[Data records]
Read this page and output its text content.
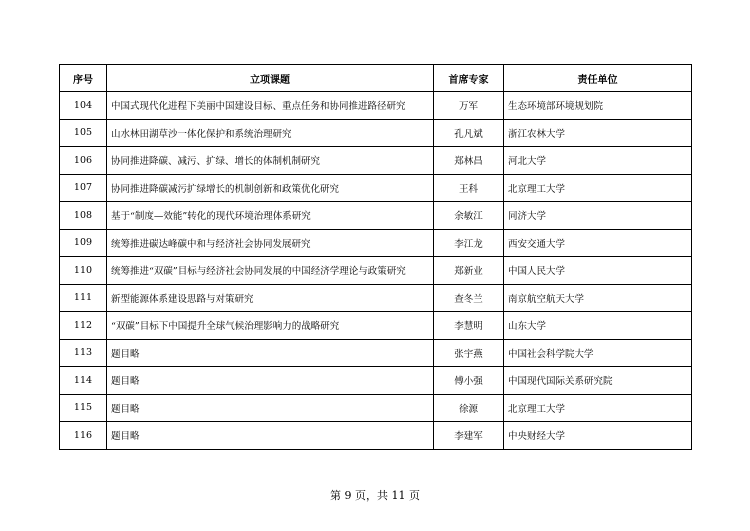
序号	立项课题	首席专家	责任单位
104	中国式现代化进程下美丽中国建设目标、重点任务和协同推进路径研究	万军	生态环境部环境规划院
105	山水林田湖草沙一体化保护和系统治理研究	孔凡斌	浙江农林大学
106	协同推进降碳、减污、扩绿、增长的体制机制研究	郑林昌	河北大学
107	协同推进降碳减污扩绿增长的机制创新和政策优化研究	王科	北京理工大学
108	基于“制度—效能”转化的现代环境治理体系研究	余敏江	同济大学
109	统筹推进碳达峰碳中和与经济社会协同发展研究	李江龙	西安交通大学
110	统筹推进“双碳”目标与经济社会协同发展的中国经济学理论与政策研究	郑新业	中国人民大学
111	新型能源体系建设思路与对策研究	查冬兰	南京航空航天大学
112	“双碳”目标下中国提升全球气候治理影响力的战略研究	李慧明	山东大学
113	题目略	张宇燕	中国社会科学院大学
114	题目略	傅小强	中国现代国际关系研究院
115	题目略	徐源	北京理工大学
116	题目略	李建军	中央财经大学
第 9 页，共 11 页
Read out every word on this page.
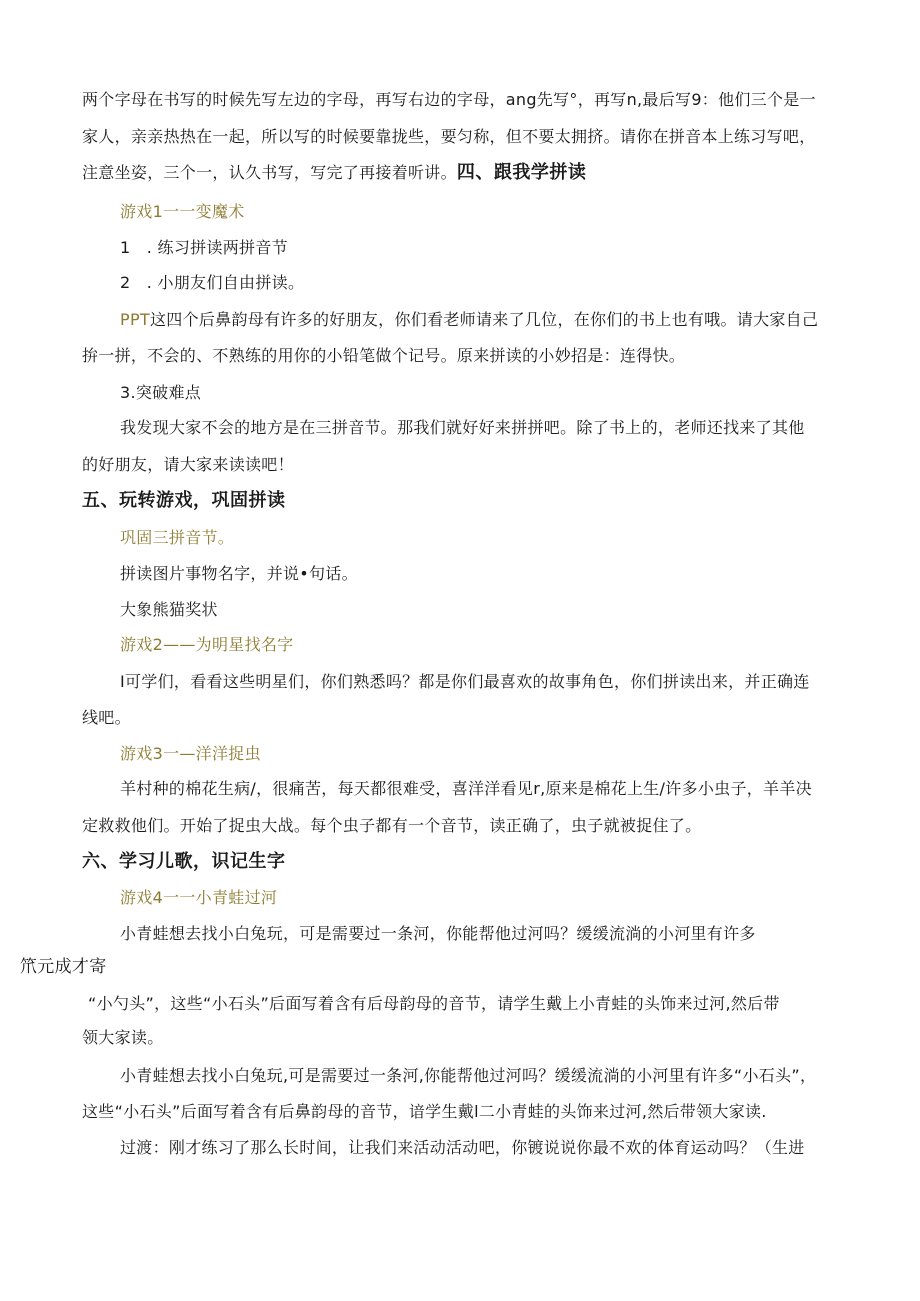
两个字母在书写的时候先写左边的字母，再写右边的字母，ang先写°，再写n,最后写9：他们三个是一
家人，亲亲热热在一起，所以写的时候要靠拢些，要匀称，但不要太拥挤。请你在拼音本上练习写吧，
注意坐姿，三个一，认久书写，写完了再接着听讲。四、跟我学拼读
游戏1一一变魔术
1　. 练习拼读两拼音节
2　. 小朋友们自由拼读。
PPT这四个后鼻韵母有许多的好朋友，你们看老师请来了几位，在你们的书上也有哦。请大家自己
拚一拼，不会的、不熟练的用你的小铅笔做个记号。原来拼读的小妙招是：连得快。
3.突破难点
我发现大家不会的地方是在三拼音节。那我们就好好来拼拼吧。除了书上的，老师还找来了其他
的好朋友，请大家来读读吧！
五、玩转游戏，巩固拼读
巩固三拼音节。
拼读图片事物名字，并说•句话。
大象熊猫奖状
游戏2——为明星找名字
I可学们，看看这些明星们，你们熟悉吗？都是你们最喜欢的故事角色，你们拼读出来，并正确连
线吧。
游戏3一—洋洋捉虫
羊村种的棉花生病/，很痛苦，每天都很难受，喜洋洋看见r,原来是棉花上生/许多小虫子，羊羊决
定救救他们。开始了捉虫大战。每个虫子都有一个音节，读正确了，虫子就被捉住了。
六、学习儿歌，识记生字
游戏4一一小青蛙过河
小青蛙想去找小白兔玩，可是需要过一条河，你能帮他过河吗？缓缓流淌的小河里有许多
笊元成才寄
“小勺头”，这些“小石头”后面写着含有后母韵母的音节，请学生戴上小青蛙的头饰来过河,然后带
领大家读。
小青蛙想去找小白兔玩,可是需要过一条河,你能帮他过河吗？缓缓流淌的小河里有许多“小石头”，
这些“小石头”后面写着含有后鼻韵母的音节，谙学生戴l二小青蛙的头饰来过河,然后带领大家读.
过渡：刚才练习了那么长时间，让我们来活动活动吧，你镀说说你最不欢的体育运动吗？（生进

## The problem
Reproduce the whole listing above word for word, but not its pictures.

## Written solution
Read this page and output its text content.
序号	立项课题	首席专家	责任单位
104	中国式现代化进程下美丽中国建设目标、重点任务和协同推进路径研究	万军	生态环境部环境规划院
105	山水林田湖草沙一体化保护和系统治理研究	孔凡斌	浙江农林大学
106	协同推进降碳、减污、扩绿、增长的体制机制研究	郑林昌	河北大学
107	协同推进降碳减污扩绿增长的机制创新和政策优化研究	王科	北京理工大学
108	基于“制度—效能”转化的现代环境治理体系研究	余敏江	同济大学
109	统筹推进碳达峰碳中和与经济社会协同发展研究	李江龙	西安交通大学
110	统筹推进“双碳”目标与经济社会协同发展的中国经济学理论与政策研究	郑新业	中国人民大学
111	新型能源体系建设思路与对策研究	查冬兰	南京航空航天大学
112	“双碳”目标下中国提升全球气候治理影响力的战略研究	李慧明	山东大学
113	题目略	张宇燕	中国社会科学院大学
114	题目略	傅小强	中国现代国际关系研究院
115	题目略	徐源	北京理工大学
116	题目略	李建军	中央财经大学
第 9 页，共 11 页
Read out every word on this page.
两个字母在书写的时候先写左边的字母，再写右边的字母，ang先写°，再写n,最后写9：他们三个是一
家人，亲亲热热在一起，所以写的时候要靠拢些，要匀称，但不要太拥挤。请你在拼音本上练习写吧，
注意坐姿，三个一，认久书写，写完了再接着听讲。四、跟我学拼读
游戏1一一变魔术
1　. 练习拼读两拼音节
2　. 小朋友们自由拼读。
PPT这四个后鼻韵母有许多的好朋友，你们看老师请来了几位，在你们的书上也有哦。请大家自己
拚一拼，不会的、不熟练的用你的小铅笔做个记号。原来拼读的小妙招是：连得快。
3.突破难点
我发现大家不会的地方是在三拼音节。那我们就好好来拼拼吧。除了书上的，老师还找来了其他
的好朋友，请大家来读读吧！
五、玩转游戏，巩固拼读
巩固三拼音节。
拼读图片事物名字，并说•句话。
大象熊猫奖状
游戏2——为明星找名字
I可学们，看看这些明星们，你们熟悉吗？都是你们最喜欢的故事角色，你们拼读出来，并正确连
线吧。
游戏3一—洋洋捉虫
羊村种的棉花生病/，很痛苦，每天都很难受，喜洋洋看见r,原来是棉花上生/许多小虫子，羊羊决
定救救他们。开始了捉虫大战。每个虫子都有一个音节，读正确了，虫子就被捉住了。
六、学习儿歌，识记生字
游戏4一一小青蛙过河
小青蛙想去找小白兔玩，可是需要过一条河，你能帮他过河吗？缓缓流淌的小河里有许多
笊元成才寄
“小勺头”，这些“小石头”后面写着含有后母韵母的音节，请学生戴上小青蛙的头饰来过河,然后带
领大家读。
小青蛙想去找小白兔玩,可是需要过一条河,你能帮他过河吗？缓缓流淌的小河里有许多“小石头”，
这些“小石头”后面写着含有后鼻韵母的音节，谙学生戴l二小青蛙的头饰来过河,然后带领大家读.
过渡：刚才练习了那么长时间，让我们来活动活动吧，你镀说说你最不欢的体育运动吗？（生进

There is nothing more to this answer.